DIRECTIONS FOR THIS TASK — Reproduce the full listing below unchanged, apart from the pictures.

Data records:
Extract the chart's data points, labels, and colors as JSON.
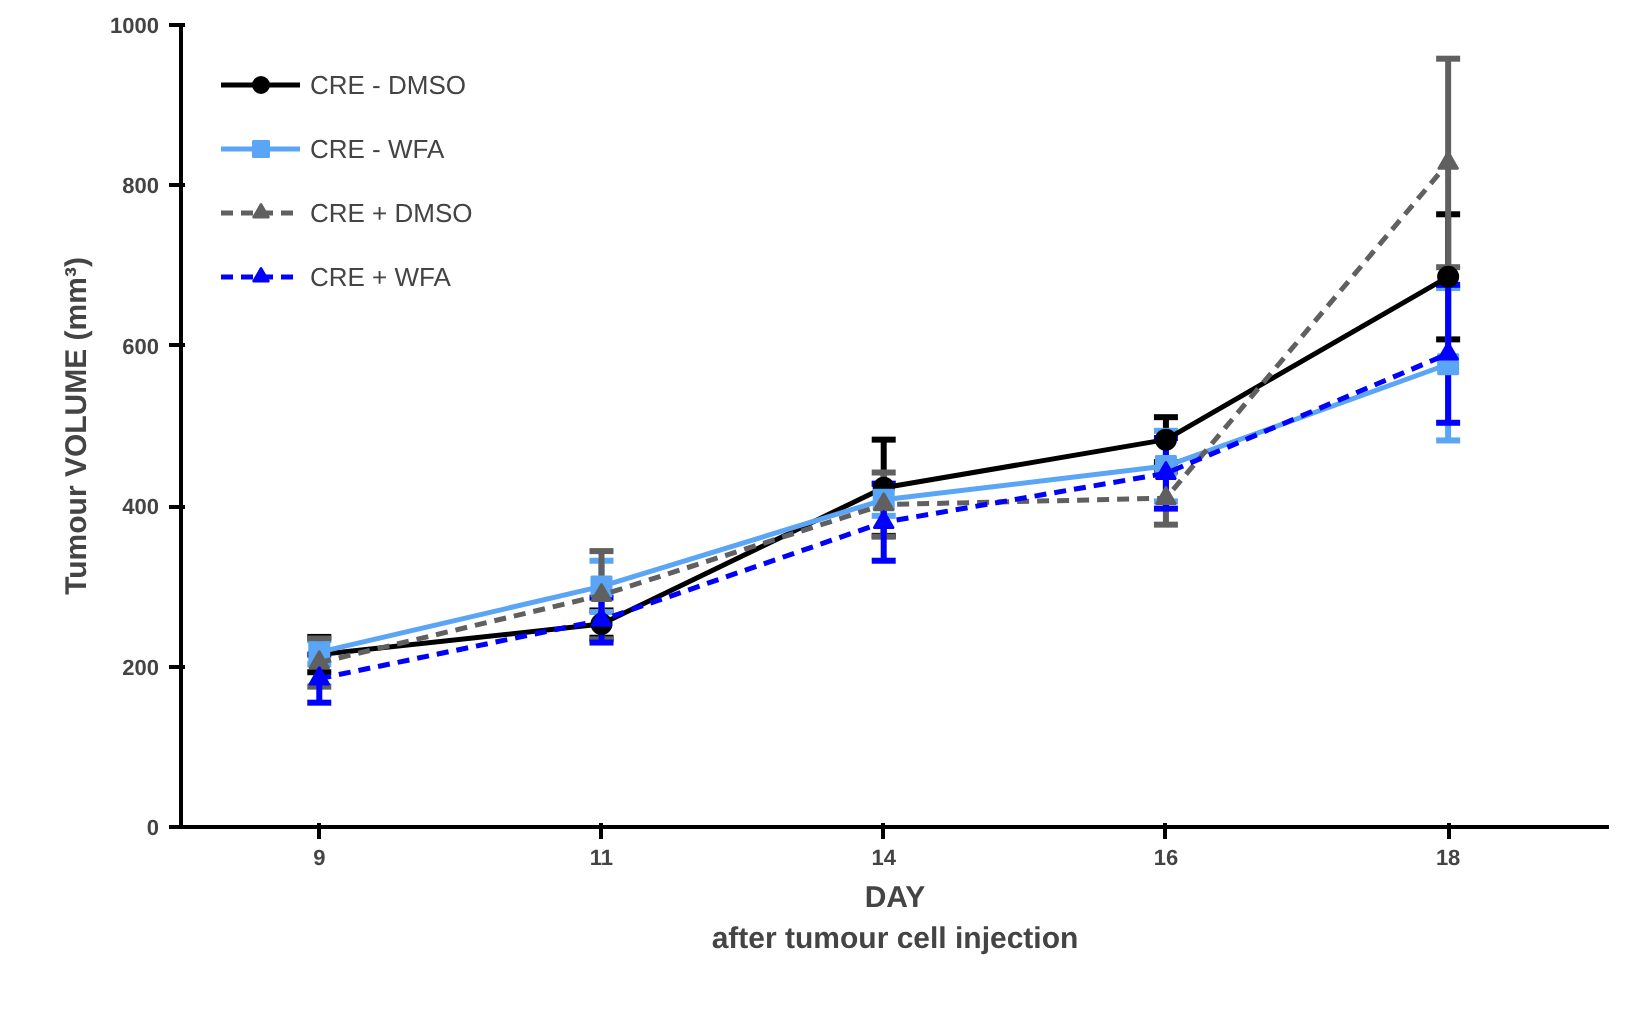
{
  "chart_data": {
    "type": "line",
    "categories": [
      "9",
      "11",
      "14",
      "16",
      "18"
    ],
    "xlabel": "DAY\nafter tumour cell injection",
    "ylabel": "Tumour VOLUME (mm³)",
    "ylim": [
      0,
      1000
    ],
    "yticks": [
      0,
      200,
      400,
      600,
      800,
      1000
    ],
    "grid": false,
    "legend": "top left",
    "series": [
      {
        "name": "CRE - DMSO",
        "color": "#000000",
        "marker": "circle",
        "line_style": "solid",
        "values": [
          215,
          253,
          423,
          483,
          686
        ],
        "errors": [
          22,
          17,
          60,
          28,
          78
        ]
      },
      {
        "name": "CRE - WFA",
        "color": "#5aa5f5",
        "marker": "square",
        "line_style": "solid",
        "values": [
          218,
          300,
          408,
          450,
          577
        ],
        "errors": [
          15,
          32,
          20,
          44,
          95
        ]
      },
      {
        "name": "CRE + DMSO",
        "color": "#606060",
        "marker": "triangle",
        "line_style": "dashed",
        "values": [
          205,
          289,
          402,
          410,
          828
        ],
        "errors": [
          30,
          55,
          40,
          33,
          130
        ]
      },
      {
        "name": "CRE + WFA",
        "color": "#0000ff",
        "marker": "triangle",
        "line_style": "dashed",
        "values": [
          185,
          258,
          380,
          441,
          590
        ],
        "errors": [
          30,
          28,
          48,
          44,
          86
        ]
      }
    ]
  }
}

RESPONSE TO THE TASK —
Extract the chart's data points, labels, and colors as JSON.
{
  "chart_data": {
    "type": "line",
    "categories": [
      "9",
      "11",
      "14",
      "16",
      "18"
    ],
    "xlabel": "DAY\nafter tumour cell injection",
    "ylabel": "Tumour VOLUME (mm³)",
    "ylim": [
      0,
      1000
    ],
    "yticks": [
      0,
      200,
      400,
      600,
      800,
      1000
    ],
    "grid": false,
    "legend": "top left",
    "series": [
      {
        "name": "CRE - DMSO",
        "color": "#000000",
        "marker": "circle",
        "line_style": "solid",
        "values": [
          215,
          253,
          423,
          483,
          686
        ],
        "errors": [
          22,
          17,
          60,
          28,
          78
        ]
      },
      {
        "name": "CRE - WFA",
        "color": "#5aa5f5",
        "marker": "square",
        "line_style": "solid",
        "values": [
          218,
          300,
          408,
          450,
          577
        ],
        "errors": [
          15,
          32,
          20,
          44,
          95
        ]
      },
      {
        "name": "CRE + DMSO",
        "color": "#606060",
        "marker": "triangle",
        "line_style": "dashed",
        "values": [
          205,
          289,
          402,
          410,
          828
        ],
        "errors": [
          30,
          55,
          40,
          33,
          130
        ]
      },
      {
        "name": "CRE + WFA",
        "color": "#0000ff",
        "marker": "triangle",
        "line_style": "dashed",
        "values": [
          185,
          258,
          380,
          441,
          590
        ],
        "errors": [
          30,
          28,
          48,
          44,
          86
        ]
      }
    ]
  }
}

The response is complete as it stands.